» DO THIS: Count each line in which the word "categories" appears. Reply with the total and nothing more.

» PROVIDED MATERIAL:
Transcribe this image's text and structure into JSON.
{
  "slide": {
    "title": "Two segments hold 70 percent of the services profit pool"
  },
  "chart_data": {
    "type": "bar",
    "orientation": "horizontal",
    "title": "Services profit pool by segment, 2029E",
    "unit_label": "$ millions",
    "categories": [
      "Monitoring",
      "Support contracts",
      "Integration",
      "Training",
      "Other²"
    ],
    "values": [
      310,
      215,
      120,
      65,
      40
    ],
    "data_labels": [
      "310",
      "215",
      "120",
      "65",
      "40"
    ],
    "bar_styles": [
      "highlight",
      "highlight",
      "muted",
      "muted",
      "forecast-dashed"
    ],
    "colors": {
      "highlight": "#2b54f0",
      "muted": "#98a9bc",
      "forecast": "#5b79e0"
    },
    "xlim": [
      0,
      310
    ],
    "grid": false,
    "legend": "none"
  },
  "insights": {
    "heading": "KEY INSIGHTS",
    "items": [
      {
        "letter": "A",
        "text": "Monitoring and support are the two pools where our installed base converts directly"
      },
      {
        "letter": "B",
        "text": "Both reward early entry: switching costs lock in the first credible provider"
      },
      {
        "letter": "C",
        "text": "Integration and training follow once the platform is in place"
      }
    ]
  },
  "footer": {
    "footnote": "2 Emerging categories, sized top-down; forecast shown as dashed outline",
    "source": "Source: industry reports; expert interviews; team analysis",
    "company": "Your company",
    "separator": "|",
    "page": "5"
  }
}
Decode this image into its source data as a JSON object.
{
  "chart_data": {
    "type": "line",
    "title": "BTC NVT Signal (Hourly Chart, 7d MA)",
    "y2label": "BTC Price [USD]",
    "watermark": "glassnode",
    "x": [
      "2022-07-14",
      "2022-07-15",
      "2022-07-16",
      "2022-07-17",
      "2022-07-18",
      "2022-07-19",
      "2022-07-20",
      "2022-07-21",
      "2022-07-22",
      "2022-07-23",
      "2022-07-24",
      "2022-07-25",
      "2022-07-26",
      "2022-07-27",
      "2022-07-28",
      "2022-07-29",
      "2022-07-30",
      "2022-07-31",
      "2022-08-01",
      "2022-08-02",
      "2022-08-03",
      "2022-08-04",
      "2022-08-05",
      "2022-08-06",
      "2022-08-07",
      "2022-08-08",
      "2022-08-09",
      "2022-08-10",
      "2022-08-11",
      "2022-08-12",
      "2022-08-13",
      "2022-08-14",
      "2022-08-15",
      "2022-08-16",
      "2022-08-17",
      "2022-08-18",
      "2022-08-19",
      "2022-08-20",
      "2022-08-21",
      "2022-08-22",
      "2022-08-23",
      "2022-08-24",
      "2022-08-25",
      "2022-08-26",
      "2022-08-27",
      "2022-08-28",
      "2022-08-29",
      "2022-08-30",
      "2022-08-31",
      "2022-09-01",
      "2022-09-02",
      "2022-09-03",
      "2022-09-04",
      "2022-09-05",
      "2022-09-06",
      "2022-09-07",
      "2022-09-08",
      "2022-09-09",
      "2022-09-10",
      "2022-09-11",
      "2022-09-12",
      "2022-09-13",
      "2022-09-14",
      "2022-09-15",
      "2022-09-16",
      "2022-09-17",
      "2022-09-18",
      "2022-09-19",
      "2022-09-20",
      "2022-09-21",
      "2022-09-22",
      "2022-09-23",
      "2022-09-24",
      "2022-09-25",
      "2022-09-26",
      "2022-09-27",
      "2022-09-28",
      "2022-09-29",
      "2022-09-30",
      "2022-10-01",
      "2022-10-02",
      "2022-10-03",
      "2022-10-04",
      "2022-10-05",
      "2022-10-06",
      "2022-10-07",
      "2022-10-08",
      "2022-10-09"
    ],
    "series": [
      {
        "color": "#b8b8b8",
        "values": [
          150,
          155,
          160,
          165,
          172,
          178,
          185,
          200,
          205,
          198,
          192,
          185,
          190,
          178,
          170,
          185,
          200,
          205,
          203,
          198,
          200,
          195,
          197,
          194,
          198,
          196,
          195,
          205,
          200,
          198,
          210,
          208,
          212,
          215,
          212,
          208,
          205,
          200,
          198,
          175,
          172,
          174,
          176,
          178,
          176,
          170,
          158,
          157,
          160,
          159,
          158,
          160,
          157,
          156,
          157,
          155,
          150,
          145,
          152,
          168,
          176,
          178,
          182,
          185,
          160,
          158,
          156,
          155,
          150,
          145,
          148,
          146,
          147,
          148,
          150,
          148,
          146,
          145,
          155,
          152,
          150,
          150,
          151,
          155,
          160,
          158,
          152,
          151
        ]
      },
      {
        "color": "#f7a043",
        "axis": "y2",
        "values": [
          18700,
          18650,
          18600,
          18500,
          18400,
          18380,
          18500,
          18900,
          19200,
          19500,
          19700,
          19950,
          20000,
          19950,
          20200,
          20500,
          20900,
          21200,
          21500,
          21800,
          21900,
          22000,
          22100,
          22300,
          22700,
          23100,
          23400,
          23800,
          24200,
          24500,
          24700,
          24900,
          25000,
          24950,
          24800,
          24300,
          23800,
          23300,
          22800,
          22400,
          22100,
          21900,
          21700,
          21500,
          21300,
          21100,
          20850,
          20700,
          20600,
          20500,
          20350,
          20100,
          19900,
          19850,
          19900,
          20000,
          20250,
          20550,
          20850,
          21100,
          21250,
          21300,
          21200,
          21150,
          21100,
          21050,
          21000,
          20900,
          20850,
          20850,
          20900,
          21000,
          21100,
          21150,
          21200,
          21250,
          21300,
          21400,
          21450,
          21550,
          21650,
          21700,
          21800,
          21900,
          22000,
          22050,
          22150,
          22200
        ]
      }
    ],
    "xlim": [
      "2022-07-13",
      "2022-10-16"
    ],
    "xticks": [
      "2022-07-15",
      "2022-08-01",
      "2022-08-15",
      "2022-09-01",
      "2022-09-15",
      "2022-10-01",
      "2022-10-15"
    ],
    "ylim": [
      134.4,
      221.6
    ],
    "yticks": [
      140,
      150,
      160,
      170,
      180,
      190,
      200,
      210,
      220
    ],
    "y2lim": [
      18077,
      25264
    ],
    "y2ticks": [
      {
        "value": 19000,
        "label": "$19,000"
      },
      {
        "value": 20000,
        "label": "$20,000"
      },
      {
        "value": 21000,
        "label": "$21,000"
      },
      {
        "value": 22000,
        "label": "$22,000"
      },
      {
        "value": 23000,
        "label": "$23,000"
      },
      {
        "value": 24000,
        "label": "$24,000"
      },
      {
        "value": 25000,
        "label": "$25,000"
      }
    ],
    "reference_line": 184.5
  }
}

» WRITTEN ANSWER: 2